PROBLEM DESCRIPTION: Write the material out again in full, exactly.

--- start ---

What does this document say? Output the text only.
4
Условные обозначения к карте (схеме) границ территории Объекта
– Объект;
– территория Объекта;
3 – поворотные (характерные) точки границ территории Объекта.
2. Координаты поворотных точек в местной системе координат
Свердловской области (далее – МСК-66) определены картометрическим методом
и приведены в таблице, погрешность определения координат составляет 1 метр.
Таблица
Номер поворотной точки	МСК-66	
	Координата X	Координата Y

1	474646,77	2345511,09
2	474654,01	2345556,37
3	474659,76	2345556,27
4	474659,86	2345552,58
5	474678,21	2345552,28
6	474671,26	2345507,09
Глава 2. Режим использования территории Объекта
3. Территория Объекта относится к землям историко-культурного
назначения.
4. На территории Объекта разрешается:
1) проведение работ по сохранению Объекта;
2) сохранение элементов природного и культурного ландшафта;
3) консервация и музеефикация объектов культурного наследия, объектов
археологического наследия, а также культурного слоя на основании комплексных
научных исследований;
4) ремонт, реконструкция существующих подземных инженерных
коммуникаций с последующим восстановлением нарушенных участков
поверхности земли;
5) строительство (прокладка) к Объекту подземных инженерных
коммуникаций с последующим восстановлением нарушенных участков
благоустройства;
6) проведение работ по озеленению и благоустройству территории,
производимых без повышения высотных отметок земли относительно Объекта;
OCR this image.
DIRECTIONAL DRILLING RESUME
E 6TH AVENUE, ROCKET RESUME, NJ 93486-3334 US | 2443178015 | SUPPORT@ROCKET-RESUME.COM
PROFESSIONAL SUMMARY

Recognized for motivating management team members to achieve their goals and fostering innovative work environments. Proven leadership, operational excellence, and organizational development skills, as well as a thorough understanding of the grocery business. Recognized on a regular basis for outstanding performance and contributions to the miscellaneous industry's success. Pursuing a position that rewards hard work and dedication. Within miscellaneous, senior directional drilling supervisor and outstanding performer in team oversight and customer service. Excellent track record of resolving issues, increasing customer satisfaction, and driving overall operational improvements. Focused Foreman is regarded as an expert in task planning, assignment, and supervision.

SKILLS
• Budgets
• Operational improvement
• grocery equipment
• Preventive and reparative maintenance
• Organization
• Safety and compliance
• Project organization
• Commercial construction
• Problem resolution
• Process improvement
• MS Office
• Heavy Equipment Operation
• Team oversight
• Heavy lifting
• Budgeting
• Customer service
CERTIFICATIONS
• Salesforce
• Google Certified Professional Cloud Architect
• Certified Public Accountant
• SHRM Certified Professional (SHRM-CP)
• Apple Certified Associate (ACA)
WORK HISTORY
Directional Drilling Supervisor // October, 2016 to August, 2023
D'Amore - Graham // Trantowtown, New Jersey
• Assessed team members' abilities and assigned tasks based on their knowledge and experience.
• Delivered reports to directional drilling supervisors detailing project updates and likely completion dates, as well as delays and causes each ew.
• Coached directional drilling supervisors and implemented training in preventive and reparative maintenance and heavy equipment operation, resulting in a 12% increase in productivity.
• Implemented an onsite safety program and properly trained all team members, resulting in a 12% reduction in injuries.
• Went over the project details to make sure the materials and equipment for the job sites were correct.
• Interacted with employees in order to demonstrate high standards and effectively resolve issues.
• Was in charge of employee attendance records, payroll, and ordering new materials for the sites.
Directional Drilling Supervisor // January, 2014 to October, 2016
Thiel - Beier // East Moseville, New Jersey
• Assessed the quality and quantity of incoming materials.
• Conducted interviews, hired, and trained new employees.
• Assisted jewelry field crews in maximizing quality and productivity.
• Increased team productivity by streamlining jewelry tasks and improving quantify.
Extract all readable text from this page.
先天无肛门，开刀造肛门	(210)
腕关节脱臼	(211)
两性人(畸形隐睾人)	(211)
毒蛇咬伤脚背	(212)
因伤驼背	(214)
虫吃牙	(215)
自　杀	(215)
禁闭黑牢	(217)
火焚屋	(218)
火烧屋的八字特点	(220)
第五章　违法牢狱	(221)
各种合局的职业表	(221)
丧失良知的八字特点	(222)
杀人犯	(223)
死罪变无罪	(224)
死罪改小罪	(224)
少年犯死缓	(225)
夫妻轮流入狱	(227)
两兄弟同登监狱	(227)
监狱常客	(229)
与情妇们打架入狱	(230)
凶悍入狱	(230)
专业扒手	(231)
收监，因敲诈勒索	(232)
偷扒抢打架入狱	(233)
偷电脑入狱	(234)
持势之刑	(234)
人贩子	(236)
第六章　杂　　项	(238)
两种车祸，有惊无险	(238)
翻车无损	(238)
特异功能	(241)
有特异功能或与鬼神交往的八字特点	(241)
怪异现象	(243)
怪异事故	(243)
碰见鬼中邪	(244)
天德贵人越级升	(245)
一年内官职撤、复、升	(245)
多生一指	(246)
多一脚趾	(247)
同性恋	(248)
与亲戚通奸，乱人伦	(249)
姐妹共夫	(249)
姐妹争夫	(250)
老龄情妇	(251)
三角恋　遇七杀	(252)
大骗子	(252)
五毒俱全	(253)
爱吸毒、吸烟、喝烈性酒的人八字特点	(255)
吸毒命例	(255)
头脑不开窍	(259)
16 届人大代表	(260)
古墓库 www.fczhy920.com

--- end ---

FULL SOLUTION:
What does this document say? Output the text only.
4
Условные обозначения к карте (схеме) границ территории Объекта
– Объект;
– территория Объекта;
3 – поворотные (характерные) точки границ территории Объекта.
2. Координаты поворотных точек в местной системе координат
Свердловской области (далее – МСК-66) определены картометрическим методом
и приведены в таблице, погрешность определения координат составляет 1 метр.
Таблица
Номер поворотной точки	МСК-66	
	Координата X	Координата Y

1	474646,77	2345511,09
2	474654,01	2345556,37
3	474659,76	2345556,27
4	474659,86	2345552,58
5	474678,21	2345552,28
6	474671,26	2345507,09
Глава 2. Режим использования территории Объекта
3. Территория Объекта относится к землям историко-культурного
назначения.
4. На территории Объекта разрешается:
1) проведение работ по сохранению Объекта;
2) сохранение элементов природного и культурного ландшафта;
3) консервация и музеефикация объектов культурного наследия, объектов
археологического наследия, а также культурного слоя на основании комплексных
научных исследований;
4) ремонт, реконструкция существующих подземных инженерных
коммуникаций с последующим восстановлением нарушенных участков
поверхности земли;
5) строительство (прокладка) к Объекту подземных инженерных
коммуникаций с последующим восстановлением нарушенных участков
благоустройства;
6) проведение работ по озеленению и благоустройству территории,
производимых без повышения высотных отметок земли относительно Объекта;
OCR this image.
DIRECTIONAL DRILLING RESUME
E 6TH AVENUE, ROCKET RESUME, NJ 93486-3334 US | 2443178015 | SUPPORT@ROCKET-RESUME.COM
PROFESSIONAL SUMMARY

Recognized for motivating management team members to achieve their goals and fostering innovative work environments. Proven leadership, operational excellence, and organizational development skills, as well as a thorough understanding of the grocery business. Recognized on a regular basis for outstanding performance and contributions to the miscellaneous industry's success. Pursuing a position that rewards hard work and dedication. Within miscellaneous, senior directional drilling supervisor and outstanding performer in team oversight and customer service. Excellent track record of resolving issues, increasing customer satisfaction, and driving overall operational improvements. Focused Foreman is regarded as an expert in task planning, assignment, and supervision.

SKILLS
• Budgets
• Operational improvement
• grocery equipment
• Preventive and reparative maintenance
• Organization
• Safety and compliance
• Project organization
• Commercial construction
• Problem resolution
• Process improvement
• MS Office
• Heavy Equipment Operation
• Team oversight
• Heavy lifting
• Budgeting
• Customer service
CERTIFICATIONS
• Salesforce
• Google Certified Professional Cloud Architect
• Certified Public Accountant
• SHRM Certified Professional (SHRM-CP)
• Apple Certified Associate (ACA)
WORK HISTORY
Directional Drilling Supervisor // October, 2016 to August, 2023
D'Amore - Graham // Trantowtown, New Jersey
• Assessed team members' abilities and assigned tasks based on their knowledge and experience.
• Delivered reports to directional drilling supervisors detailing project updates and likely completion dates, as well as delays and causes each ew.
• Coached directional drilling supervisors and implemented training in preventive and reparative maintenance and heavy equipment operation, resulting in a 12% increase in productivity.
• Implemented an onsite safety program and properly trained all team members, resulting in a 12% reduction in injuries.
• Went over the project details to make sure the materials and equipment for the job sites were correct.
• Interacted with employees in order to demonstrate high standards and effectively resolve issues.
• Was in charge of employee attendance records, payroll, and ordering new materials for the sites.
Directional Drilling Supervisor // January, 2014 to October, 2016
Thiel - Beier // East Moseville, New Jersey
• Assessed the quality and quantity of incoming materials.
• Conducted interviews, hired, and trained new employees.
• Assisted jewelry field crews in maximizing quality and productivity.
• Increased team productivity by streamlining jewelry tasks and improving quantify.
Extract all readable text from this page.
先天无肛门，开刀造肛门	(210)
腕关节脱臼	(211)
两性人(畸形隐睾人)	(211)
毒蛇咬伤脚背	(212)
因伤驼背	(214)
虫吃牙	(215)
自　杀	(215)
禁闭黑牢	(217)
火焚屋	(218)
火烧屋的八字特点	(220)
第五章　违法牢狱	(221)
各种合局的职业表	(221)
丧失良知的八字特点	(222)
杀人犯	(223)
死罪变无罪	(224)
死罪改小罪	(224)
少年犯死缓	(225)
夫妻轮流入狱	(227)
两兄弟同登监狱	(227)
监狱常客	(229)
与情妇们打架入狱	(230)
凶悍入狱	(230)
专业扒手	(231)
收监，因敲诈勒索	(232)
偷扒抢打架入狱	(233)
偷电脑入狱	(234)
持势之刑	(234)
人贩子	(236)
第六章　杂　　项	(238)
两种车祸，有惊无险	(238)
翻车无损	(238)
特异功能	(241)
有特异功能或与鬼神交往的八字特点	(241)
怪异现象	(243)
怪异事故	(243)
碰见鬼中邪	(244)
天德贵人越级升	(245)
一年内官职撤、复、升	(245)
多生一指	(246)
多一脚趾	(247)
同性恋	(248)
与亲戚通奸，乱人伦	(249)
姐妹共夫	(249)
姐妹争夫	(250)
老龄情妇	(251)
三角恋　遇七杀	(252)
大骗子	(252)
五毒俱全	(253)
爱吸毒、吸烟、喝烈性酒的人八字特点	(255)
吸毒命例	(255)
头脑不开窍	(259)
16 届人大代表	(260)
古墓库 www.fczhy920.com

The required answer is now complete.